## The records

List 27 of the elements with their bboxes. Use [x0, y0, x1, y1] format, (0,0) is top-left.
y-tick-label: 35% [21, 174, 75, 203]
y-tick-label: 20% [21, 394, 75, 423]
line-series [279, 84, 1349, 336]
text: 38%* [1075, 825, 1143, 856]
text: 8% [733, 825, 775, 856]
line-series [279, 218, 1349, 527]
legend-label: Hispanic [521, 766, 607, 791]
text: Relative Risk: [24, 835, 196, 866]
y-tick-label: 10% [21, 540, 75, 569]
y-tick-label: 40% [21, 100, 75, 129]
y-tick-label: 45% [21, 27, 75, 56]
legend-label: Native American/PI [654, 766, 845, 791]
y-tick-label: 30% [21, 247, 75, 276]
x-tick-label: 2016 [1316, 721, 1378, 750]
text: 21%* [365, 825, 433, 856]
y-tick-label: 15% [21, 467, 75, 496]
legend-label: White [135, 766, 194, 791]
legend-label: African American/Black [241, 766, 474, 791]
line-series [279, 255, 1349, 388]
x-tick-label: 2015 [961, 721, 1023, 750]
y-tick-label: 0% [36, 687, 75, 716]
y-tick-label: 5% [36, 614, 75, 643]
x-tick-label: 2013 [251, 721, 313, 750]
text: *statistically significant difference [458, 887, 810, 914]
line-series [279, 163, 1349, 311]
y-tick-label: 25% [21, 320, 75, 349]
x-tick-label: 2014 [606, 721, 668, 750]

## What you need to do
Can you update all the lines above by changing every "line-series" to "data-series" and giving them again with nothing else altered?

## Exercise answer
List 27 of the elements with their bboxes. Use [x0, y0, x1, y1] format, (0,0) is top-left.
y-tick-label: 35% [21, 174, 75, 203]
y-tick-label: 20% [21, 394, 75, 423]
data-series [279, 84, 1349, 336]
text: 38%* [1075, 825, 1143, 856]
text: 8% [733, 825, 775, 856]
data-series [279, 218, 1349, 527]
legend-label: Hispanic [521, 766, 607, 791]
text: Relative Risk: [24, 835, 196, 866]
y-tick-label: 10% [21, 540, 75, 569]
y-tick-label: 40% [21, 100, 75, 129]
y-tick-label: 45% [21, 27, 75, 56]
legend-label: Native American/PI [654, 766, 845, 791]
y-tick-label: 30% [21, 247, 75, 276]
x-tick-label: 2016 [1316, 721, 1378, 750]
text: 21%* [365, 825, 433, 856]
y-tick-label: 15% [21, 467, 75, 496]
legend-label: White [135, 766, 194, 791]
legend-label: African American/Black [241, 766, 474, 791]
data-series [279, 255, 1349, 388]
x-tick-label: 2015 [961, 721, 1023, 750]
y-tick-label: 0% [36, 687, 75, 716]
y-tick-label: 5% [36, 614, 75, 643]
x-tick-label: 2013 [251, 721, 313, 750]
text: *statistically significant difference [458, 887, 810, 914]
data-series [279, 163, 1349, 311]
y-tick-label: 25% [21, 320, 75, 349]
x-tick-label: 2014 [606, 721, 668, 750]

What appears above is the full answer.